• _The data_:
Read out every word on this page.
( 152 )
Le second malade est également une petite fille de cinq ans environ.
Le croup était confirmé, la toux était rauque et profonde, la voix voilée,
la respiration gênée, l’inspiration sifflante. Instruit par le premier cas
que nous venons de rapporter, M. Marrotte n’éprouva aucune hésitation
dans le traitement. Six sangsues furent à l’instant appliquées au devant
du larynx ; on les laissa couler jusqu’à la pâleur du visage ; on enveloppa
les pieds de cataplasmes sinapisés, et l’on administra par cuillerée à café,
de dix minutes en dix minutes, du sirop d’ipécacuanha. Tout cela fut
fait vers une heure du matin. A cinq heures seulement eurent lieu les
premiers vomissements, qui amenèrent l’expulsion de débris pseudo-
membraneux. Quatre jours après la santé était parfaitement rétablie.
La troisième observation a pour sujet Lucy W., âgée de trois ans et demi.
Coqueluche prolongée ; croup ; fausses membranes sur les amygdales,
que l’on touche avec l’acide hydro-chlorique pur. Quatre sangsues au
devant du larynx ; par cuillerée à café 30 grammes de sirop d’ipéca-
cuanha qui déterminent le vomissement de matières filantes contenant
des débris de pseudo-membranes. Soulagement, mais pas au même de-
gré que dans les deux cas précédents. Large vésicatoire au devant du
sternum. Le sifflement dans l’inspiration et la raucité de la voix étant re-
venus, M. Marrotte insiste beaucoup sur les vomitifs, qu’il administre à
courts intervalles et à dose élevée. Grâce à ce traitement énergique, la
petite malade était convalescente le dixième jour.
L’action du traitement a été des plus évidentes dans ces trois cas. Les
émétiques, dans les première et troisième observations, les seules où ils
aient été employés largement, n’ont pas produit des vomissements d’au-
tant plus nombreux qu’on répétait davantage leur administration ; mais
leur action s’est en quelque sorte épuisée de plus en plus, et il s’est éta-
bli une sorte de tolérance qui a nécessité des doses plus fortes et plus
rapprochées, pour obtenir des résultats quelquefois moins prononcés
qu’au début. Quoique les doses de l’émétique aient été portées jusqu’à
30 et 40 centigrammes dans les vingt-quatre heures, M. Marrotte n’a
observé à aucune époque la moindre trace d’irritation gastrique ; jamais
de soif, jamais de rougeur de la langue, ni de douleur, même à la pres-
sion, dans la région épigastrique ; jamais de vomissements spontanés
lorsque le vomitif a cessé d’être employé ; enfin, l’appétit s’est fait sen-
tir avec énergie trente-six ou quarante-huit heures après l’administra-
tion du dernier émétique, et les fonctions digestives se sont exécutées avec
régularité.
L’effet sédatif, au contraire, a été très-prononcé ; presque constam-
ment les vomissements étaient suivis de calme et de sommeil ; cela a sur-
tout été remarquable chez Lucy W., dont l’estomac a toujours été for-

• _Exercise brief_: In the records above, find the lines containing "pseudo" and copy them.

• _Response to this task_:
premiers vomissements, qui amenèrent l’expulsion de débris pseudo-
des débris de pseudo-membranes. Soulagement, mais pas au même de-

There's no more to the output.